What needs to be done: Go through the records underneath and write each one out again exactly.

═════ Listing ═════

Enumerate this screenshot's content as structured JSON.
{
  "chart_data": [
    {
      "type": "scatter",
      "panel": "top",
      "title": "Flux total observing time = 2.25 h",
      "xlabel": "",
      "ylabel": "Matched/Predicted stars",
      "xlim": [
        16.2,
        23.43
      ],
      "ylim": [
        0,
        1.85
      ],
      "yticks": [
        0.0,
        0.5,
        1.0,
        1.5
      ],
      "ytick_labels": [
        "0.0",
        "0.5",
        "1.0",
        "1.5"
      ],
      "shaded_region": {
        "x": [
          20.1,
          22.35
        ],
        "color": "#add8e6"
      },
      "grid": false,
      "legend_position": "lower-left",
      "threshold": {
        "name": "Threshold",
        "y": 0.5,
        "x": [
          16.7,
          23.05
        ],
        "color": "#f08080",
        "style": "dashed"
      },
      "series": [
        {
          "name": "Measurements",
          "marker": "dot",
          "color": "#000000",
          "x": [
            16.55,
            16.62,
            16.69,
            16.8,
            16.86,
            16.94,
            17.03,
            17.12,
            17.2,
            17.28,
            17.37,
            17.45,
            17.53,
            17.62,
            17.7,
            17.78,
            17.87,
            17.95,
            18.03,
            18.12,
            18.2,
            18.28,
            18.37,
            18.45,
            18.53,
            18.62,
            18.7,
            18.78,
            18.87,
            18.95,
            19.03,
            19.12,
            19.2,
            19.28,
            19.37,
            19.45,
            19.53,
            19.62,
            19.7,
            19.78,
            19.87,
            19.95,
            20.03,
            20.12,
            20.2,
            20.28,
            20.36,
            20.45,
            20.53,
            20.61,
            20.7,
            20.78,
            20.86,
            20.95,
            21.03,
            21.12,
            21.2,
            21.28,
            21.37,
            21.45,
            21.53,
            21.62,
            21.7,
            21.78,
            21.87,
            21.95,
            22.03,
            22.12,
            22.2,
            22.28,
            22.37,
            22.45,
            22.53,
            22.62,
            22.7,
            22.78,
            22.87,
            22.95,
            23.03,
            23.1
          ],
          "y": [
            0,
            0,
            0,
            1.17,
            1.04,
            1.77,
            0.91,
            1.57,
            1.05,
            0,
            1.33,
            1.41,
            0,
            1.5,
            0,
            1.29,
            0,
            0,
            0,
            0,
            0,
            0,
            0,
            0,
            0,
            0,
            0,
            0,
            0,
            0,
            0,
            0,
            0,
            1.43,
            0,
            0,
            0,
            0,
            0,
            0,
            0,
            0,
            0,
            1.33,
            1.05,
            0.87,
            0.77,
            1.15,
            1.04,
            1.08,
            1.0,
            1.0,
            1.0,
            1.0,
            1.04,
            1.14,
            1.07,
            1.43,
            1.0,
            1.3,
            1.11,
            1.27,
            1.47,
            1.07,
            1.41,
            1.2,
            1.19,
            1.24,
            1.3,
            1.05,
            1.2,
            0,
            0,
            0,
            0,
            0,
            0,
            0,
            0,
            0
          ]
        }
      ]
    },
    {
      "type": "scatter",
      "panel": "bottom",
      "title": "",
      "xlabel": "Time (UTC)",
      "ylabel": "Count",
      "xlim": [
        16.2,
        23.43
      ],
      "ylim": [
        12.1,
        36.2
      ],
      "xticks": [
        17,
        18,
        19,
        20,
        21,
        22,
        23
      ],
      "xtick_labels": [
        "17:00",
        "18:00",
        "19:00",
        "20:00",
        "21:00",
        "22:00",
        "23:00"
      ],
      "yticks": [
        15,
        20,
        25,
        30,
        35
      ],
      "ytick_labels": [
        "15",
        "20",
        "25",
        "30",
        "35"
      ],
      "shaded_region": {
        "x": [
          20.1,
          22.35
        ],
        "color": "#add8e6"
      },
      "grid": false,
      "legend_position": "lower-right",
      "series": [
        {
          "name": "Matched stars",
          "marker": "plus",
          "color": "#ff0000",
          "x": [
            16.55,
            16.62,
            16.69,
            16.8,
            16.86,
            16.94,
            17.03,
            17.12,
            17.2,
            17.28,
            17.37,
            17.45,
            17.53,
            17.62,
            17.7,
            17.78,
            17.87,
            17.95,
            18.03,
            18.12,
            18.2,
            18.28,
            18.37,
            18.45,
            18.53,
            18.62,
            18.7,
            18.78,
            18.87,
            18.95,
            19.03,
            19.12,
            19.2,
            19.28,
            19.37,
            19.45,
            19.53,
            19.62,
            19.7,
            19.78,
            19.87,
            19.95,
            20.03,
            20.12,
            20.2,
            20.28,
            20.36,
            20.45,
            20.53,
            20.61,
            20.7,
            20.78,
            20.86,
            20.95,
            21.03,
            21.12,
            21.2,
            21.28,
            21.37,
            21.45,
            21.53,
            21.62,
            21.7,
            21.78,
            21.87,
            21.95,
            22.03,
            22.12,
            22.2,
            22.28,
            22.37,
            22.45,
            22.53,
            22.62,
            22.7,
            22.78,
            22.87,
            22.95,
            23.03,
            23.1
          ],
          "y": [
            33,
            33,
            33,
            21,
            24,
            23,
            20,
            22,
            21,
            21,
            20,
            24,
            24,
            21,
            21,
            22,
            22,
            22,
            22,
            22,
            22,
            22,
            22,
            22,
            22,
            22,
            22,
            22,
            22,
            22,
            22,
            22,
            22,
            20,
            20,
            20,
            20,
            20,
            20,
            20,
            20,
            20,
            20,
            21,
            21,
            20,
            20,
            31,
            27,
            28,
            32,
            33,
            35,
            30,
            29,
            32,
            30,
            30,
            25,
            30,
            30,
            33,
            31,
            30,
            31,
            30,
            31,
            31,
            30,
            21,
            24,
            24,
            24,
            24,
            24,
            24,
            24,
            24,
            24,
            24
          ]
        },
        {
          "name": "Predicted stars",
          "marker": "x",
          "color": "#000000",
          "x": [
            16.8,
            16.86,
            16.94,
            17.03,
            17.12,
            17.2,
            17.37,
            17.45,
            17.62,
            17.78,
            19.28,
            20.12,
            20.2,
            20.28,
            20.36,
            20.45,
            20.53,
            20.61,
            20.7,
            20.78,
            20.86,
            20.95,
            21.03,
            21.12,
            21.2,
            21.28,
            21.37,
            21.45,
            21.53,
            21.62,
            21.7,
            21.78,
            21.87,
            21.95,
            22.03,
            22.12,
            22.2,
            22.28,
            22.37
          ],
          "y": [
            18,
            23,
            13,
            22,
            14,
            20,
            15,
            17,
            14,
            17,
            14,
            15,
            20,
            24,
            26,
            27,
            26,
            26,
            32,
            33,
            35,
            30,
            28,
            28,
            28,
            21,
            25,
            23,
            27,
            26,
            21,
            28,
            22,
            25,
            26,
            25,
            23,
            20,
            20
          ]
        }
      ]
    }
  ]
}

═════

Answer to the task:
Enumerate this screenshot's content as structured JSON.
{
  "chart_data": [
    {
      "type": "scatter",
      "panel": "top",
      "title": "Flux total observing time = 2.25 h",
      "xlabel": "",
      "ylabel": "Matched/Predicted stars",
      "xlim": [
        16.2,
        23.43
      ],
      "ylim": [
        0,
        1.85
      ],
      "yticks": [
        0.0,
        0.5,
        1.0,
        1.5
      ],
      "ytick_labels": [
        "0.0",
        "0.5",
        "1.0",
        "1.5"
      ],
      "shaded_region": {
        "x": [
          20.1,
          22.35
        ],
        "color": "#add8e6"
      },
      "grid": false,
      "legend_position": "lower-left",
      "threshold": {
        "name": "Threshold",
        "y": 0.5,
        "x": [
          16.7,
          23.05
        ],
        "color": "#f08080",
        "style": "dashed"
      },
      "series": [
        {
          "name": "Measurements",
          "marker": "dot",
          "color": "#000000",
          "x": [
            16.55,
            16.62,
            16.69,
            16.8,
            16.86,
            16.94,
            17.03,
            17.12,
            17.2,
            17.28,
            17.37,
            17.45,
            17.53,
            17.62,
            17.7,
            17.78,
            17.87,
            17.95,
            18.03,
            18.12,
            18.2,
            18.28,
            18.37,
            18.45,
            18.53,
            18.62,
            18.7,
            18.78,
            18.87,
            18.95,
            19.03,
            19.12,
            19.2,
            19.28,
            19.37,
            19.45,
            19.53,
            19.62,
            19.7,
            19.78,
            19.87,
            19.95,
            20.03,
            20.12,
            20.2,
            20.28,
            20.36,
            20.45,
            20.53,
            20.61,
            20.7,
            20.78,
            20.86,
            20.95,
            21.03,
            21.12,
            21.2,
            21.28,
            21.37,
            21.45,
            21.53,
            21.62,
            21.7,
            21.78,
            21.87,
            21.95,
            22.03,
            22.12,
            22.2,
            22.28,
            22.37,
            22.45,
            22.53,
            22.62,
            22.7,
            22.78,
            22.87,
            22.95,
            23.03,
            23.1
          ],
          "y": [
            0,
            0,
            0,
            1.17,
            1.04,
            1.77,
            0.91,
            1.57,
            1.05,
            0,
            1.33,
            1.41,
            0,
            1.5,
            0,
            1.29,
            0,
            0,
            0,
            0,
            0,
            0,
            0,
            0,
            0,
            0,
            0,
            0,
            0,
            0,
            0,
            0,
            0,
            1.43,
            0,
            0,
            0,
            0,
            0,
            0,
            0,
            0,
            0,
            1.33,
            1.05,
            0.87,
            0.77,
            1.15,
            1.04,
            1.08,
            1.0,
            1.0,
            1.0,
            1.0,
            1.04,
            1.14,
            1.07,
            1.43,
            1.0,
            1.3,
            1.11,
            1.27,
            1.47,
            1.07,
            1.41,
            1.2,
            1.19,
            1.24,
            1.3,
            1.05,
            1.2,
            0,
            0,
            0,
            0,
            0,
            0,
            0,
            0,
            0
          ]
        }
      ]
    },
    {
      "type": "scatter",
      "panel": "bottom",
      "title": "",
      "xlabel": "Time (UTC)",
      "ylabel": "Count",
      "xlim": [
        16.2,
        23.43
      ],
      "ylim": [
        12.1,
        36.2
      ],
      "xticks": [
        17,
        18,
        19,
        20,
        21,
        22,
        23
      ],
      "xtick_labels": [
        "17:00",
        "18:00",
        "19:00",
        "20:00",
        "21:00",
        "22:00",
        "23:00"
      ],
      "yticks": [
        15,
        20,
        25,
        30,
        35
      ],
      "ytick_labels": [
        "15",
        "20",
        "25",
        "30",
        "35"
      ],
      "shaded_region": {
        "x": [
          20.1,
          22.35
        ],
        "color": "#add8e6"
      },
      "grid": false,
      "legend_position": "lower-right",
      "series": [
        {
          "name": "Matched stars",
          "marker": "plus",
          "color": "#ff0000",
          "x": [
            16.55,
            16.62,
            16.69,
            16.8,
            16.86,
            16.94,
            17.03,
            17.12,
            17.2,
            17.28,
            17.37,
            17.45,
            17.53,
            17.62,
            17.7,
            17.78,
            17.87,
            17.95,
            18.03,
            18.12,
            18.2,
            18.28,
            18.37,
            18.45,
            18.53,
            18.62,
            18.7,
            18.78,
            18.87,
            18.95,
            19.03,
            19.12,
            19.2,
            19.28,
            19.37,
            19.45,
            19.53,
            19.62,
            19.7,
            19.78,
            19.87,
            19.95,
            20.03,
            20.12,
            20.2,
            20.28,
            20.36,
            20.45,
            20.53,
            20.61,
            20.7,
            20.78,
            20.86,
            20.95,
            21.03,
            21.12,
            21.2,
            21.28,
            21.37,
            21.45,
            21.53,
            21.62,
            21.7,
            21.78,
            21.87,
            21.95,
            22.03,
            22.12,
            22.2,
            22.28,
            22.37,
            22.45,
            22.53,
            22.62,
            22.7,
            22.78,
            22.87,
            22.95,
            23.03,
            23.1
          ],
          "y": [
            33,
            33,
            33,
            21,
            24,
            23,
            20,
            22,
            21,
            21,
            20,
            24,
            24,
            21,
            21,
            22,
            22,
            22,
            22,
            22,
            22,
            22,
            22,
            22,
            22,
            22,
            22,
            22,
            22,
            22,
            22,
            22,
            22,
            20,
            20,
            20,
            20,
            20,
            20,
            20,
            20,
            20,
            20,
            21,
            21,
            20,
            20,
            31,
            27,
            28,
            32,
            33,
            35,
            30,
            29,
            32,
            30,
            30,
            25,
            30,
            30,
            33,
            31,
            30,
            31,
            30,
            31,
            31,
            30,
            21,
            24,
            24,
            24,
            24,
            24,
            24,
            24,
            24,
            24,
            24
          ]
        },
        {
          "name": "Predicted stars",
          "marker": "x",
          "color": "#000000",
          "x": [
            16.8,
            16.86,
            16.94,
            17.03,
            17.12,
            17.2,
            17.37,
            17.45,
            17.62,
            17.78,
            19.28,
            20.12,
            20.2,
            20.28,
            20.36,
            20.45,
            20.53,
            20.61,
            20.7,
            20.78,
            20.86,
            20.95,
            21.03,
            21.12,
            21.2,
            21.28,
            21.37,
            21.45,
            21.53,
            21.62,
            21.7,
            21.78,
            21.87,
            21.95,
            22.03,
            22.12,
            22.2,
            22.28,
            22.37
          ],
          "y": [
            18,
            23,
            13,
            22,
            14,
            20,
            15,
            17,
            14,
            17,
            14,
            15,
            20,
            24,
            26,
            27,
            26,
            26,
            32,
            33,
            35,
            30,
            28,
            28,
            28,
            21,
            25,
            23,
            27,
            26,
            21,
            28,
            22,
            25,
            26,
            25,
            23,
            20,
            20
          ]
        }
      ]
    }
  ]
}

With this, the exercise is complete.